Minggu, 12 Januari 2014

Kode Etik Pelanggaran disekeliling ( Kode Etik Pelanggaran Guru )


Kode Etik Pelanggaran Guru

Guru sebagai pendidikan profesional mempunyai citra yang baik di masyarakat apabila dapat menunjukkan kepada masyarakat bahwa ia layak menjadi panutan atau teladan masyarakat sekelilingnya. Masyarakat terutama akan melihat bagaimana sikap dan perbuatan guru itu sehari-hari, apakah memang ada yang patut diteladani atau tidak. Bagaimana guru meningkatkan pelayanannya, meningkatkan pengetahuannya, memberi arahan dan dorongan kepada anak didiknya dan bagaimana cara guru berpaiakan dan berbicara serta cara bergaul baik dengan siswa, teman-temannya serta anggota masyarakat, sering menjadi perhatian masyarakat luas.
Walaupun segala perilaku guru selalu diperhatikan masyarakat, tetapi yang akan dibicarakan dalam bagian ini adalah khusus perilaku guru yang berhubungan denga profesinya. Hal ini berhubungan dengan bagaimana pola tingkah laku guru dalam memahami, menghayati, serta mengamalkan sikap kemampuan dan sikap profesionalnya.
Dalam Kode Etik Guru Indonesia butir satu dengan jelas dituliskan bahwa: “Guru berbakti membimbing peserta didik untuk membentuk manusia Indonesia seutuhnya yang berjiwa Pancasila”. Dasar ini mengandung beberapa prinsip yang harus dipahami oleh seorang guru dalam menjalankan tugasnya sehari-hari, yakni: tujuan pendidikan nasional, prinsip membimbing, dan prinsip pembentukan manusi Indonesia seutuhnya yang berkepribadian luhur sesuai dengan norma-norma yang berlaku di masyarakat dan sesuai dengan penerapan butir-butir pancasila sebagai pedoman kehidupan negara Indonesia.

- **DATA HASIL EKSTRAKSI**:
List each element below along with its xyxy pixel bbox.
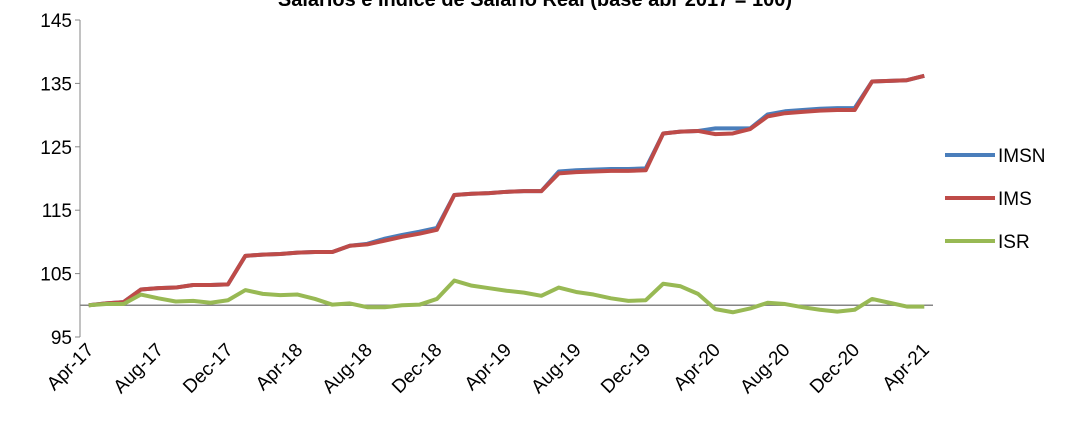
x-tick-label: Dec-17 (179, 340, 237, 398)
x-tick-label: Aug-18 (319, 340, 377, 398)
series-line (88, 73, 925, 308)
x-tick-label: Dec-18 (388, 340, 446, 398)
y-tick-label: 145 (40, 11, 72, 32)
y-tick-label: 115 (42, 201, 72, 222)
series-line (88, 278, 925, 315)
y-tick-label: 95 (51, 328, 72, 349)
x-tick-label: Dec-20 (806, 340, 864, 398)
legend-label: IMS (998, 189, 1032, 210)
x-tick-label: Aug-19 (527, 340, 585, 398)
legend-label: IMSN (998, 146, 1046, 167)
x-tick-label: Aug-17 (110, 340, 168, 398)
x-tick-label: Apr-18 (252, 340, 307, 395)
legend-label: ISR (998, 232, 1030, 253)
x-tick-label: Apr-21 (879, 340, 934, 395)
x-tick-label: Aug-20 (736, 340, 794, 398)
y-tick-label: 135 (40, 74, 72, 95)
y-tick-label: 105 (40, 265, 72, 286)
x-tick-label: Apr-20 (670, 340, 725, 395)
y-tick-label: 125 (40, 138, 72, 159)
x-tick-label: Dec-19 (597, 340, 655, 398)
chart-title: Salarios e Índice de Salario Real (base … (278, 0, 792, 11)
x-tick-label: Apr-19 (461, 340, 516, 395)
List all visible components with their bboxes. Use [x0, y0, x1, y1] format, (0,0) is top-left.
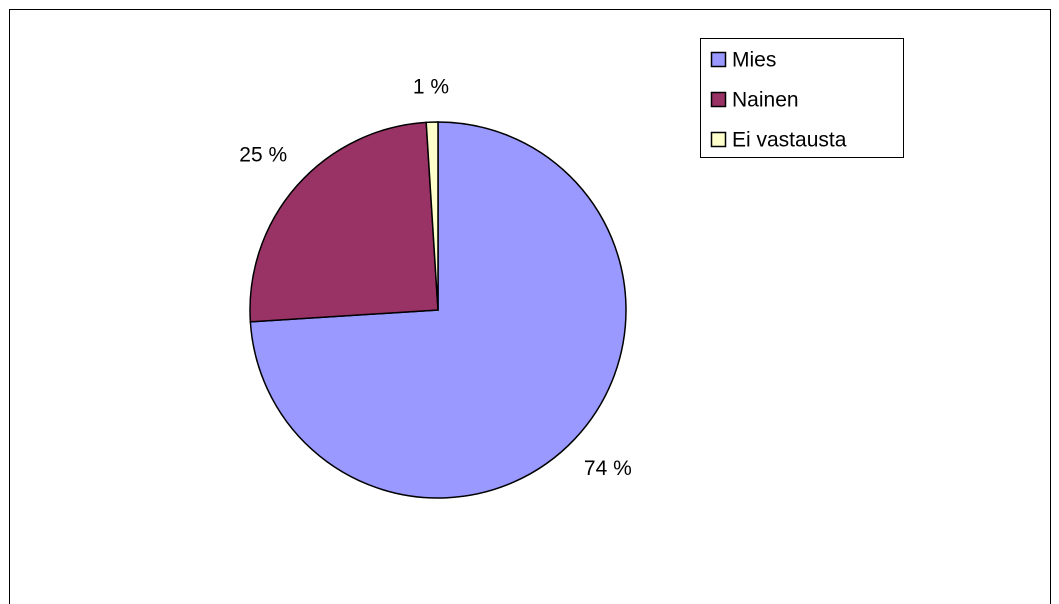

- **TUJUAN TUGAS**: Lanjutkan bacaan tentang kode etik guru mulai dari bagian terakhirnya. Baris-baris di atas merupakan bahan tersendiri, terpisah dari bacaan tentang kode etik guru.

- **JAWABAN TERTULIS**:
Penjelasan di atas tidak terlihat di SDN 002 Desa Purwajaya, Kecamatan Loa Janan, Kabupaten Kutai Kartanegara, ada beberapa guru yang tidak memperhatikan isi Kode Etik Guru tersebut dan mereka bertindak tanpa memperhatikan bahwa apa yang mereka perbuat atau ucapkan tersebut diperhatikan oleh anak didiknya dan secara otomatis memberikan contoh yang tidak baik bagi anak didiknya. Hal itu disebabkan beberapa guru tidak mengetahui adanya norma-norma yang mengatur tingkah laku, tindak tutur dan kepribadian guru yakni dalam Kode Etik Guru Indonesia.
Hal itu terlihat dari yang guru lakukan ketika memberikan tugas kepada siswa sedangkan anak didiknya tidak bisa mengerjakan. Guru tersebut mengucapkan kalimat-kalimat yang tidak pantas, Misalnya “kamu ini makan apa to, udah berkali-kali dijelaskan kok tidak faham-faham, dodol banget”, sehingga anak didik yang lainnya menertawakan temannya yang tidak bisa mengerjakan tugas dan memanggilnya dengan nama dodol.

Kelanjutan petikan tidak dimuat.